§ Saved data entries
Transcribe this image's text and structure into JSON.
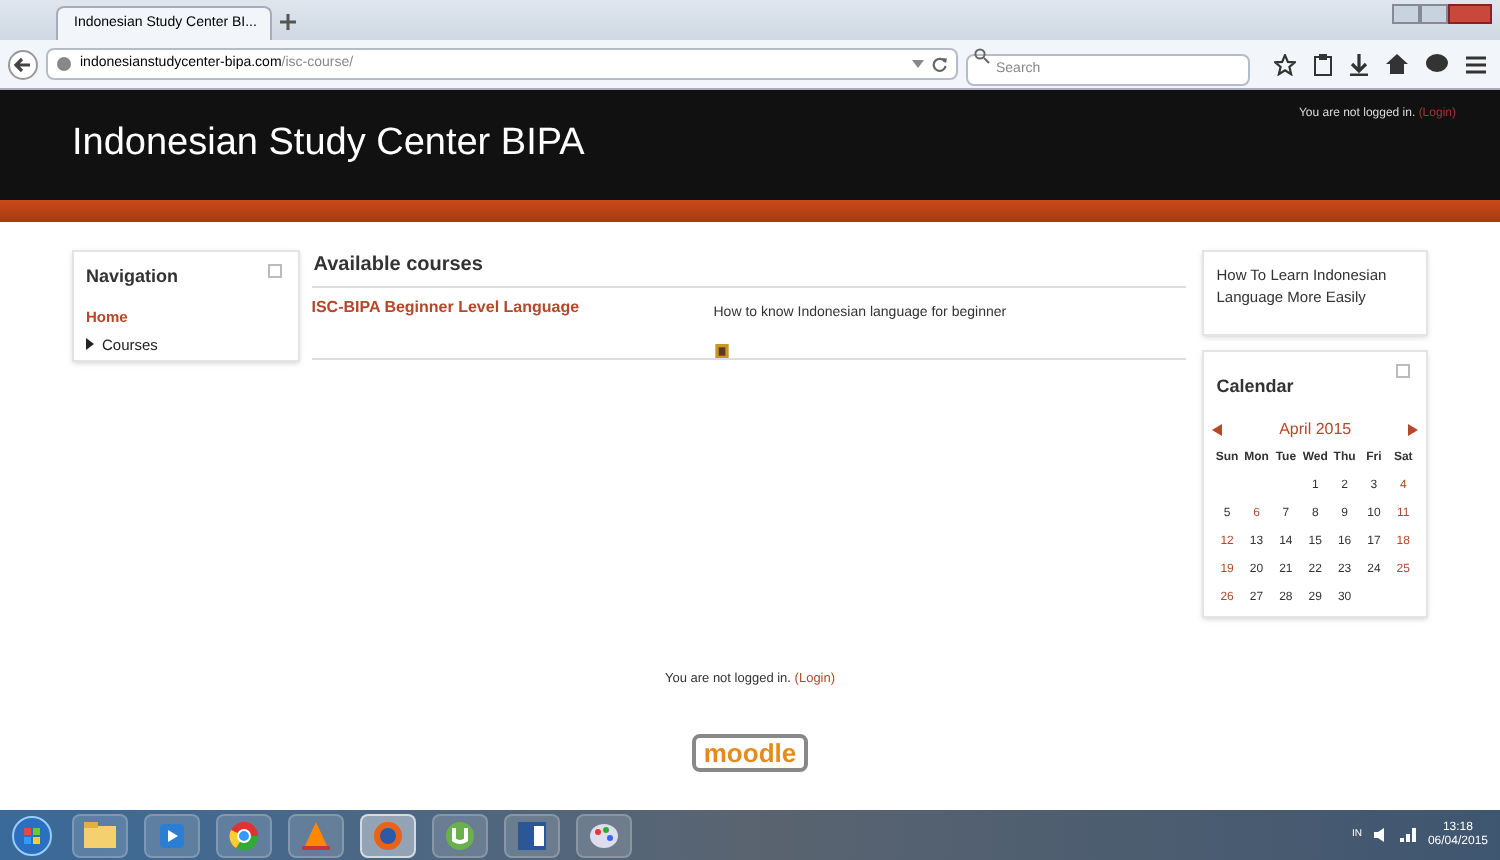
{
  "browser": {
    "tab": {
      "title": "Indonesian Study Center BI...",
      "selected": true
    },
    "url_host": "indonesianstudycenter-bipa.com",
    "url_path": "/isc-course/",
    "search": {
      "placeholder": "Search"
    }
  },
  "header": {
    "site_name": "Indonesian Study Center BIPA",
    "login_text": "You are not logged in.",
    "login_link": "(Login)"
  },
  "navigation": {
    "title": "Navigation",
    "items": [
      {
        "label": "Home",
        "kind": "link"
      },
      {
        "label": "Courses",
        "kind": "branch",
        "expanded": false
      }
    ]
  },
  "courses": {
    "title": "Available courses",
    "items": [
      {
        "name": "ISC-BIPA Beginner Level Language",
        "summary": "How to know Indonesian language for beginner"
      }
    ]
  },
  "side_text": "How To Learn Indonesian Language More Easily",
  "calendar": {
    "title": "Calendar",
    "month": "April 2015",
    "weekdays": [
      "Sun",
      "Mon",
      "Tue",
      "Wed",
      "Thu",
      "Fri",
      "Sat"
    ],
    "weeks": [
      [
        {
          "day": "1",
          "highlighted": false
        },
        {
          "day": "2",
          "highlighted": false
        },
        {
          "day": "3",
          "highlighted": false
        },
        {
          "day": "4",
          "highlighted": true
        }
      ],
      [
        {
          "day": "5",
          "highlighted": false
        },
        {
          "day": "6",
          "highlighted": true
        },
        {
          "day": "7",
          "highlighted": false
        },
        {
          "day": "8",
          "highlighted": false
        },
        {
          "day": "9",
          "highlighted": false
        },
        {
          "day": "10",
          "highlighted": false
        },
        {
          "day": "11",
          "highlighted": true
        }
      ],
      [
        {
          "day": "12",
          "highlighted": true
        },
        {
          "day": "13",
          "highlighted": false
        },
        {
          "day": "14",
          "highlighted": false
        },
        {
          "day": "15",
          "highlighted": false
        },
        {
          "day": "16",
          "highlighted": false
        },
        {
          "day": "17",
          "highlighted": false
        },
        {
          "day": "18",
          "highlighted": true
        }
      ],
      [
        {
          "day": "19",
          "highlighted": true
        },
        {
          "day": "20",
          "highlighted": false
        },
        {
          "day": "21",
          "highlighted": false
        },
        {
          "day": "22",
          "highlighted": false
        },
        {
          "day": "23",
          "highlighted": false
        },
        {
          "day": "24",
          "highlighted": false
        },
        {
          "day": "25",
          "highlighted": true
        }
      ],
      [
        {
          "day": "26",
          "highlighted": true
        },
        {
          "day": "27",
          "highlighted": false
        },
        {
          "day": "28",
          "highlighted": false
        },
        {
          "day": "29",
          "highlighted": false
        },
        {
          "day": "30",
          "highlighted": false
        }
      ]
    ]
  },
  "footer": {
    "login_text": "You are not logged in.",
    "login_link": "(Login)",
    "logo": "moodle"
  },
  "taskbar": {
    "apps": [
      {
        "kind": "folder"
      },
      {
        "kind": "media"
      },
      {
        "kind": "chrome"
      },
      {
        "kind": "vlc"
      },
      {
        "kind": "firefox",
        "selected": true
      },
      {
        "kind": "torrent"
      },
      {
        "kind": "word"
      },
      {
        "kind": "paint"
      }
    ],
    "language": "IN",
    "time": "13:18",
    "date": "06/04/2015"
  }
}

§ Stated goal
Reproduce all entries without any change, and omit the pictures.

§ In response
Transcribe this image's text and structure into JSON.
{
  "browser": {
    "tab": {
      "title": "Indonesian Study Center BI...",
      "selected": true
    },
    "url_host": "indonesianstudycenter-bipa.com",
    "url_path": "/isc-course/",
    "search": {
      "placeholder": "Search"
    }
  },
  "header": {
    "site_name": "Indonesian Study Center BIPA",
    "login_text": "You are not logged in.",
    "login_link": "(Login)"
  },
  "navigation": {
    "title": "Navigation",
    "items": [
      {
        "label": "Home",
        "kind": "link"
      },
      {
        "label": "Courses",
        "kind": "branch",
        "expanded": false
      }
    ]
  },
  "courses": {
    "title": "Available courses",
    "items": [
      {
        "name": "ISC-BIPA Beginner Level Language",
        "summary": "How to know Indonesian language for beginner"
      }
    ]
  },
  "side_text": "How To Learn Indonesian Language More Easily",
  "calendar": {
    "title": "Calendar",
    "month": "April 2015",
    "weekdays": [
      "Sun",
      "Mon",
      "Tue",
      "Wed",
      "Thu",
      "Fri",
      "Sat"
    ],
    "weeks": [
      [
        {
          "day": "1",
          "highlighted": false
        },
        {
          "day": "2",
          "highlighted": false
        },
        {
          "day": "3",
          "highlighted": false
        },
        {
          "day": "4",
          "highlighted": true
        }
      ],
      [
        {
          "day": "5",
          "highlighted": false
        },
        {
          "day": "6",
          "highlighted": true
        },
        {
          "day": "7",
          "highlighted": false
        },
        {
          "day": "8",
          "highlighted": false
        },
        {
          "day": "9",
          "highlighted": false
        },
        {
          "day": "10",
          "highlighted": false
        },
        {
          "day": "11",
          "highlighted": true
        }
      ],
      [
        {
          "day": "12",
          "highlighted": true
        },
        {
          "day": "13",
          "highlighted": false
        },
        {
          "day": "14",
          "highlighted": false
        },
        {
          "day": "15",
          "highlighted": false
        },
        {
          "day": "16",
          "highlighted": false
        },
        {
          "day": "17",
          "highlighted": false
        },
        {
          "day": "18",
          "highlighted": true
        }
      ],
      [
        {
          "day": "19",
          "highlighted": true
        },
        {
          "day": "20",
          "highlighted": false
        },
        {
          "day": "21",
          "highlighted": false
        },
        {
          "day": "22",
          "highlighted": false
        },
        {
          "day": "23",
          "highlighted": false
        },
        {
          "day": "24",
          "highlighted": false
        },
        {
          "day": "25",
          "highlighted": true
        }
      ],
      [
        {
          "day": "26",
          "highlighted": true
        },
        {
          "day": "27",
          "highlighted": false
        },
        {
          "day": "28",
          "highlighted": false
        },
        {
          "day": "29",
          "highlighted": false
        },
        {
          "day": "30",
          "highlighted": false
        }
      ]
    ]
  },
  "footer": {
    "login_text": "You are not logged in.",
    "login_link": "(Login)",
    "logo": "moodle"
  },
  "taskbar": {
    "apps": [
      {
        "kind": "folder"
      },
      {
        "kind": "media"
      },
      {
        "kind": "chrome"
      },
      {
        "kind": "vlc"
      },
      {
        "kind": "firefox",
        "selected": true
      },
      {
        "kind": "torrent"
      },
      {
        "kind": "word"
      },
      {
        "kind": "paint"
      }
    ],
    "language": "IN",
    "time": "13:18",
    "date": "06/04/2015"
  }
}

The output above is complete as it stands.